§ **Records supplied**:

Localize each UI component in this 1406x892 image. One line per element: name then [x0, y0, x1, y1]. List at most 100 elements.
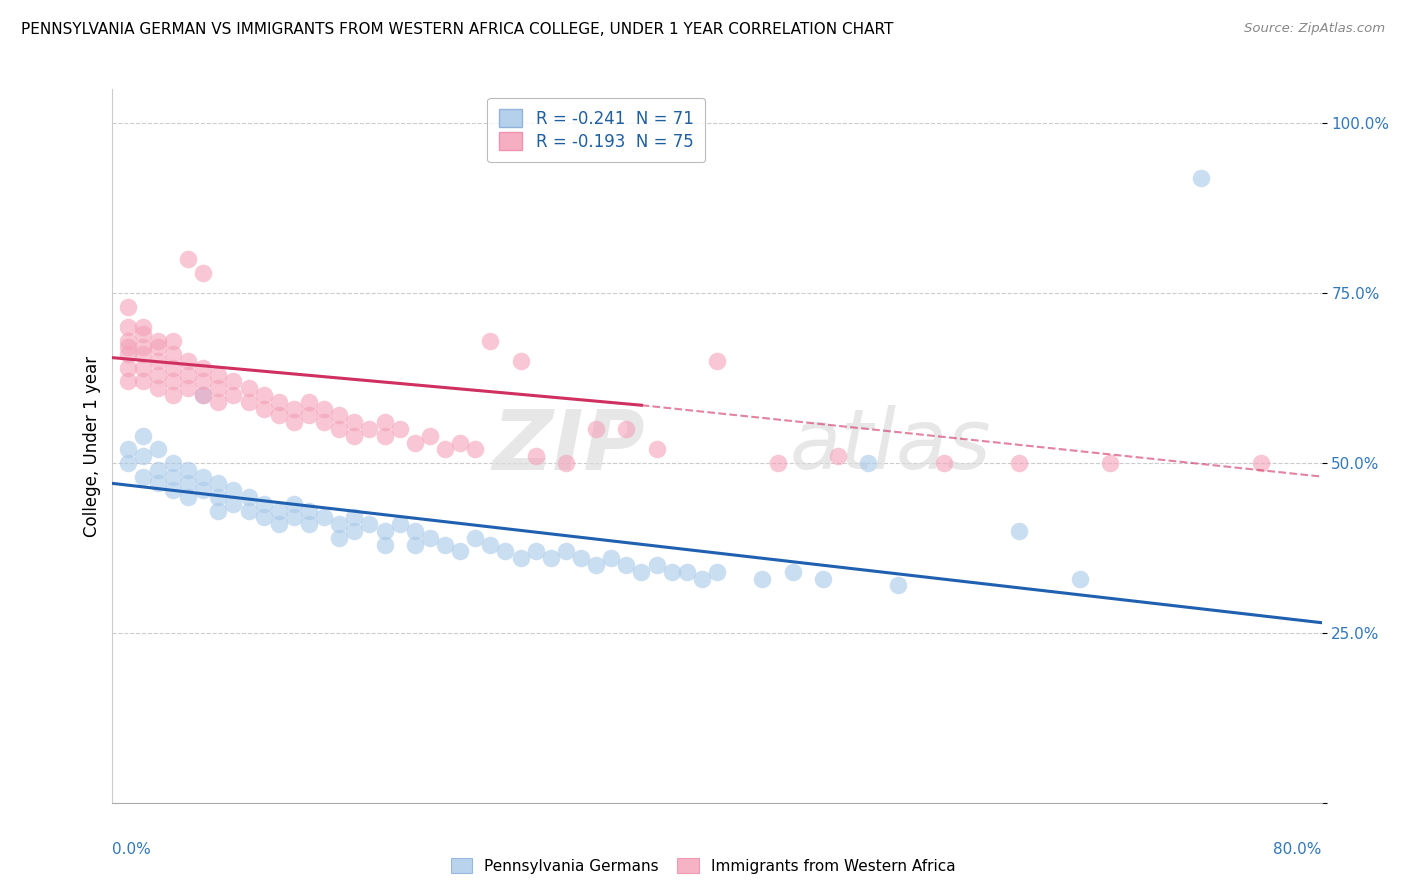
Text: ZIP: ZIP	[492, 406, 644, 486]
Point	[298, 517, 321, 532]
Point	[207, 381, 229, 395]
Point	[222, 375, 245, 389]
Point	[524, 449, 547, 463]
Point	[616, 422, 638, 436]
Point	[132, 360, 155, 375]
Legend: Pennsylvania Germans, Immigrants from Western Africa: Pennsylvania Germans, Immigrants from We…	[444, 852, 962, 880]
Point	[207, 490, 229, 504]
Point	[117, 375, 139, 389]
Point	[146, 442, 169, 457]
Point	[1098, 456, 1121, 470]
Point	[374, 415, 396, 429]
Point	[328, 422, 350, 436]
Point	[540, 551, 562, 566]
Point	[856, 456, 880, 470]
Point	[177, 476, 200, 491]
Point	[283, 510, 305, 524]
Point	[162, 456, 184, 470]
Point	[146, 334, 169, 348]
Point	[132, 375, 155, 389]
Point	[419, 429, 441, 443]
Point	[191, 388, 214, 402]
Point	[253, 388, 276, 402]
Point	[811, 572, 834, 586]
Point	[766, 456, 789, 470]
Point	[388, 422, 411, 436]
Point	[569, 551, 592, 566]
Point	[177, 354, 200, 368]
Point	[117, 300, 139, 314]
Point	[267, 409, 290, 423]
Point	[464, 442, 486, 457]
Point	[343, 510, 366, 524]
Point	[267, 517, 290, 532]
Point	[675, 565, 697, 579]
Point	[162, 347, 184, 361]
Point	[191, 375, 214, 389]
Point	[374, 524, 396, 538]
Point	[464, 531, 486, 545]
Point	[191, 266, 214, 280]
Point	[887, 578, 910, 592]
Point	[495, 544, 517, 558]
Point	[117, 347, 139, 361]
Point	[207, 368, 229, 382]
Point	[162, 375, 184, 389]
Point	[117, 341, 139, 355]
Point	[343, 415, 366, 429]
Text: PENNSYLVANIA GERMAN VS IMMIGRANTS FROM WESTERN AFRICA COLLEGE, UNDER 1 YEAR CORR: PENNSYLVANIA GERMAN VS IMMIGRANTS FROM W…	[21, 22, 893, 37]
Point	[374, 429, 396, 443]
Point	[283, 415, 305, 429]
Point	[117, 320, 139, 334]
Point	[132, 326, 155, 341]
Point	[222, 483, 245, 498]
Point	[177, 252, 200, 266]
Point	[162, 334, 184, 348]
Text: Source: ZipAtlas.com: Source: ZipAtlas.com	[1244, 22, 1385, 36]
Point	[600, 551, 623, 566]
Point	[782, 565, 804, 579]
Point	[162, 388, 184, 402]
Point	[207, 476, 229, 491]
Point	[343, 524, 366, 538]
Point	[162, 360, 184, 375]
Point	[191, 360, 214, 375]
Point	[117, 334, 139, 348]
Point	[267, 394, 290, 409]
Point	[146, 463, 169, 477]
Point	[827, 449, 849, 463]
Point	[359, 422, 381, 436]
Point	[419, 531, 441, 545]
Point	[207, 503, 229, 517]
Point	[706, 354, 728, 368]
Point	[253, 510, 276, 524]
Text: 0.0%: 0.0%	[112, 842, 152, 857]
Y-axis label: College, Under 1 year: College, Under 1 year	[83, 355, 101, 537]
Point	[404, 537, 426, 551]
Legend: R = -0.241  N = 71, R = -0.193  N = 75: R = -0.241 N = 71, R = -0.193 N = 75	[488, 97, 704, 162]
Point	[177, 381, 200, 395]
Point	[177, 463, 200, 477]
Point	[298, 394, 321, 409]
Point	[433, 537, 456, 551]
Point	[328, 531, 350, 545]
Point	[238, 503, 260, 517]
Point	[404, 435, 426, 450]
Point	[191, 469, 214, 483]
Point	[162, 469, 184, 483]
Text: atlas: atlas	[790, 406, 991, 486]
Point	[751, 572, 773, 586]
Point	[162, 483, 184, 498]
Point	[283, 401, 305, 416]
Point	[117, 456, 139, 470]
Point	[449, 435, 471, 450]
Point	[374, 537, 396, 551]
Point	[267, 503, 290, 517]
Point	[554, 544, 576, 558]
Point	[524, 544, 547, 558]
Point	[479, 334, 502, 348]
Point	[132, 429, 155, 443]
Point	[630, 565, 652, 579]
Point	[1008, 456, 1031, 470]
Point	[645, 558, 668, 572]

§ **Task statement**:
Render every line of the items above as a JSON list of strings, one string per line, omitting blank lines and any pictures.

§ **Final result**:
[
  "Localize each UI component in this 1406x892 image. One line per element: name then [x0, y0, x1, y1]. List at most 100 elements.",
  "Text: ZIP: ZIP\t[492, 406, 644, 486]",
  "Point\t[298, 517, 321, 532]",
  "Point\t[207, 381, 229, 395]",
  "Point\t[222, 375, 245, 389]",
  "Point\t[524, 449, 547, 463]",
  "Point\t[616, 422, 638, 436]",
  "Point\t[132, 360, 155, 375]",
  "Legend: Pennsylvania Germans, Immigrants from Western Africa: Pennsylvania Germans, Immigrants from We…\t[444, 852, 962, 880]",
  "Point\t[207, 490, 229, 504]",
  "Point\t[117, 375, 139, 389]",
  "Point\t[146, 442, 169, 457]",
  "Point\t[1098, 456, 1121, 470]",
  "Point\t[374, 415, 396, 429]",
  "Point\t[328, 422, 350, 436]",
  "Point\t[540, 551, 562, 566]",
  "Point\t[856, 456, 880, 470]",
  "Point\t[177, 476, 200, 491]",
  "Point\t[283, 510, 305, 524]",
  "Point\t[162, 456, 184, 470]",
  "Point\t[146, 334, 169, 348]",
  "Point\t[132, 375, 155, 389]",
  "Point\t[419, 429, 441, 443]",
  "Point\t[191, 388, 214, 402]",
  "Point\t[253, 388, 276, 402]",
  "Point\t[811, 572, 834, 586]",
  "Point\t[766, 456, 789, 470]",
  "Point\t[388, 422, 411, 436]",
  "Point\t[569, 551, 592, 566]",
  "Point\t[177, 354, 200, 368]",
  "Point\t[117, 300, 139, 314]",
  "Point\t[267, 409, 290, 423]",
  "Point\t[464, 442, 486, 457]",
  "Point\t[343, 510, 366, 524]",
  "Point\t[267, 517, 290, 532]",
  "Point\t[675, 565, 697, 579]",
  "Point\t[162, 347, 184, 361]",
  "Point\t[191, 375, 214, 389]",
  "Point\t[374, 524, 396, 538]",
  "Point\t[464, 531, 486, 545]",
  "Point\t[191, 266, 214, 280]",
  "Point\t[887, 578, 910, 592]",
  "Point\t[495, 544, 517, 558]",
  "Point\t[117, 347, 139, 361]",
  "Point\t[207, 368, 229, 382]",
  "Point\t[162, 375, 184, 389]",
  "Point\t[117, 341, 139, 355]",
  "Point\t[343, 415, 366, 429]",
  "Text: PENNSYLVANIA GERMAN VS IMMIGRANTS FROM WESTERN AFRICA COLLEGE, UNDER 1 YEAR CORR: PENNSYLVANIA GERMAN VS IMMIGRANTS FROM W…\t[21, 22, 893, 37]",
  "Point\t[374, 429, 396, 443]",
  "Point\t[283, 415, 305, 429]",
  "Point\t[117, 320, 139, 334]",
  "Point\t[132, 326, 155, 341]",
  "Point\t[222, 483, 245, 498]",
  "Point\t[177, 252, 200, 266]",
  "Point\t[162, 334, 184, 348]",
  "Text: Source: ZipAtlas.com: Source: ZipAtlas.com\t[1244, 22, 1385, 36]",
  "Point\t[600, 551, 623, 566]",
  "Point\t[782, 565, 804, 579]",
  "Point\t[162, 388, 184, 402]",
  "Point\t[207, 476, 229, 491]",
  "Point\t[343, 524, 366, 538]",
  "Point\t[162, 360, 184, 375]",
  "Point\t[191, 360, 214, 375]",
  "Point\t[117, 334, 139, 348]",
  "Point\t[267, 394, 290, 409]",
  "Point\t[146, 463, 169, 477]",
  "Point\t[827, 449, 849, 463]",
  "Point\t[359, 422, 381, 436]",
  "Point\t[419, 531, 441, 545]",
  "Point\t[207, 503, 229, 517]",
  "Point\t[706, 354, 728, 368]",
  "Point\t[253, 510, 276, 524]",
  "Text: 0.0%: 0.0%\t[112, 842, 152, 857]",
  "Y-axis label: College, Under 1 year: College, Under 1 year\t[83, 355, 101, 537]",
  "Point\t[404, 537, 426, 551]",
  "Legend: R = -0.241  N = 71, R = -0.193  N = 75: R = -0.241 N = 71, R = -0.193 N = 75\t[488, 97, 704, 162]",
  "Point\t[177, 381, 200, 395]",
  "Point\t[177, 463, 200, 477]",
  "Point\t[298, 394, 321, 409]",
  "Point\t[433, 537, 456, 551]",
  "Point\t[328, 531, 350, 545]",
  "Point\t[238, 503, 260, 517]",
  "Point\t[404, 435, 426, 450]",
  "Point\t[191, 469, 214, 483]",
  "Point\t[162, 469, 184, 483]",
  "Text: atlas: atlas\t[790, 406, 991, 486]",
  "Point\t[751, 572, 773, 586]",
  "Point\t[162, 483, 184, 498]",
  "Point\t[283, 401, 305, 416]",
  "Point\t[117, 456, 139, 470]",
  "Point\t[449, 435, 471, 450]",
  "Point\t[374, 537, 396, 551]",
  "Point\t[267, 503, 290, 517]",
  "Point\t[554, 544, 576, 558]",
  "Point\t[524, 544, 547, 558]",
  "Point\t[479, 334, 502, 348]",
  "Point\t[132, 429, 155, 443]",
  "Point\t[630, 565, 652, 579]",
  "Point\t[1008, 456, 1031, 470]",
  "Point\t[645, 558, 668, 572]"
]